-- What is needed --
Some lines in the records below may hold the word "Ballot"; give the number of those lines and nothing else.

(Stored items)
- - - - -
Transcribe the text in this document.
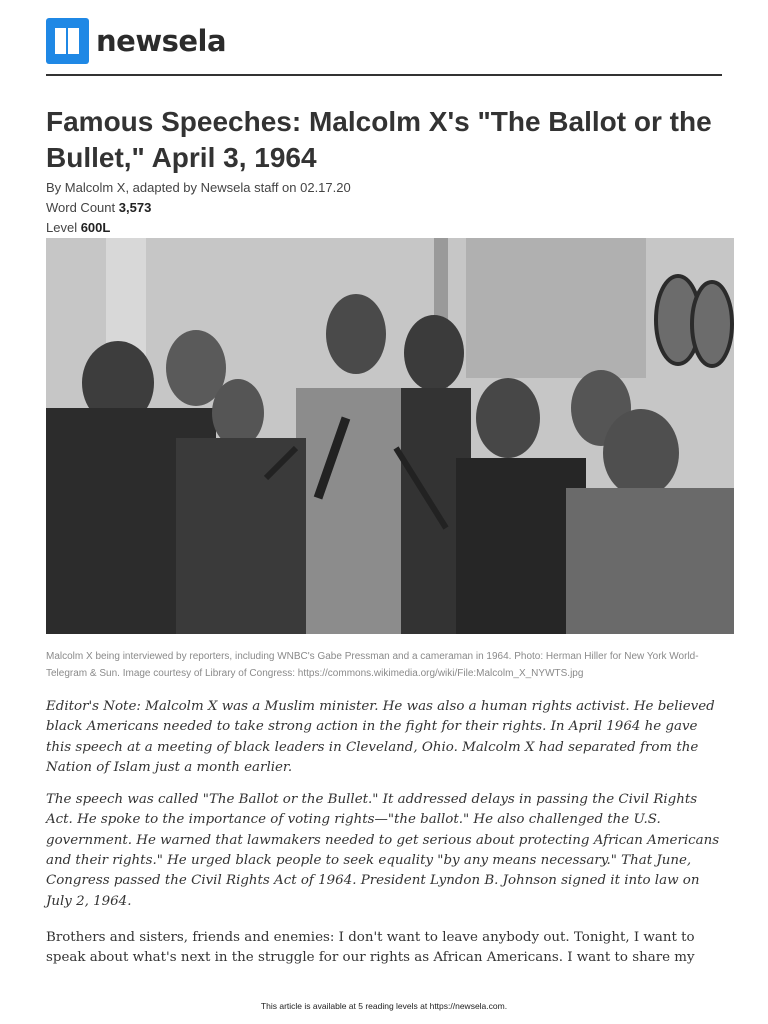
newsela
Famous Speeches: Malcolm X's "The Ballot or the Bullet," April 3, 1964
By Malcolm X, adapted by Newsela staff on 02.17.20
Word Count 3,573
Level 600L
Malcolm X being interviewed by reporters, including WNBC's Gabe Pressman and a cameraman in 1964. Photo: Herman Hiller for New York World-Telegram & Sun. Image courtesy of Library of Congress: https://commons.wikimedia.org/wiki/File:Malcolm_X_NYWTS.jpg

Editor's Note: Malcolm X was a Muslim minister. He was also a human rights activist. He believed black Americans needed to take strong action in the fight for their rights. In April 1964 he gave this speech at a meeting of black leaders in Cleveland, Ohio. Malcolm X had separated from the Nation of Islam just a month earlier.

The speech was called "The Ballot or the Bullet." It addressed delays in passing the Civil Rights Act. He spoke to the importance of voting rights—"the ballot." He also challenged the U.S. government. He warned that lawmakers needed to get serious about protecting African Americans and their rights." He urged black people to seek equality "by any means necessary." That June, Congress passed the Civil Rights Act of 1964. President Lyndon B. Johnson signed it into law on July 2, 1964.

Brothers and sisters, friends and enemies: I don't want to leave anybody out. Tonight, I want to speak about what's next in the struggle for our rights as African Americans. I want to share my

This article is available at 5 reading levels at https://newsela.com.
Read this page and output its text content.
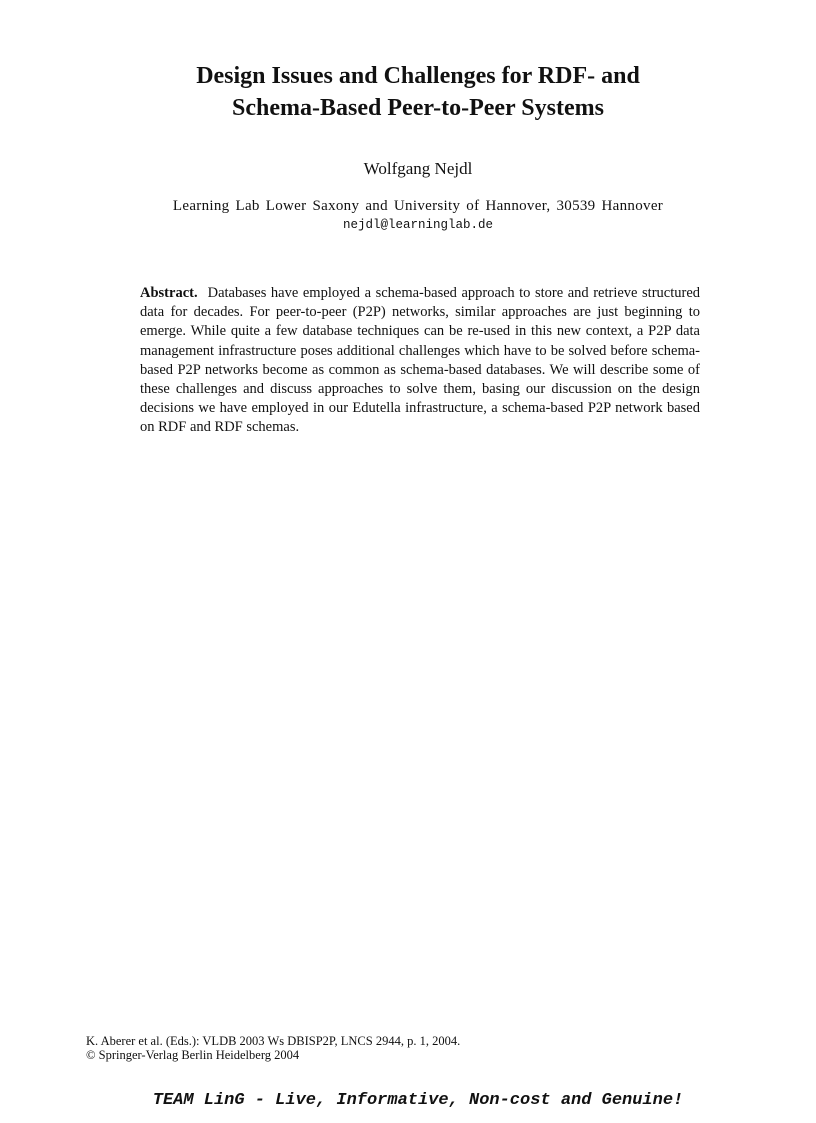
Design Issues and Challenges for RDF- and
Schema-Based Peer-to-Peer Systems
Wolfgang Nejdl
Learning Lab Lower Saxony and University of Hannover, 30539 Hannover
nejdl@learninglab.de

Abstract. Databases have employed a schema-based approach to store and retrieve structured data for decades. For peer-to-peer (P2P) networks, similar approaches are just beginning to emerge. While quite a few database techniques can be re-used in this new context, a P2P data management infrastructure poses additional challenges which have to be solved before schema-based P2P networks become as common as schema-based databases. We will describe some of these challenges and discuss approaches to solve them, basing our discussion on the design decisions we have employed in our Edutella infrastructure, a schema-based P2P network based on RDF and RDF schemas.

K. Aberer et al. (Eds.): VLDB 2003 Ws DBISP2P, LNCS 2944, p. 1, 2004.
© Springer-Verlag Berlin Heidelberg 2004
TEAM LinG - Live, Informative, Non-cost and Genuine!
- - - - -
-- Reply --
2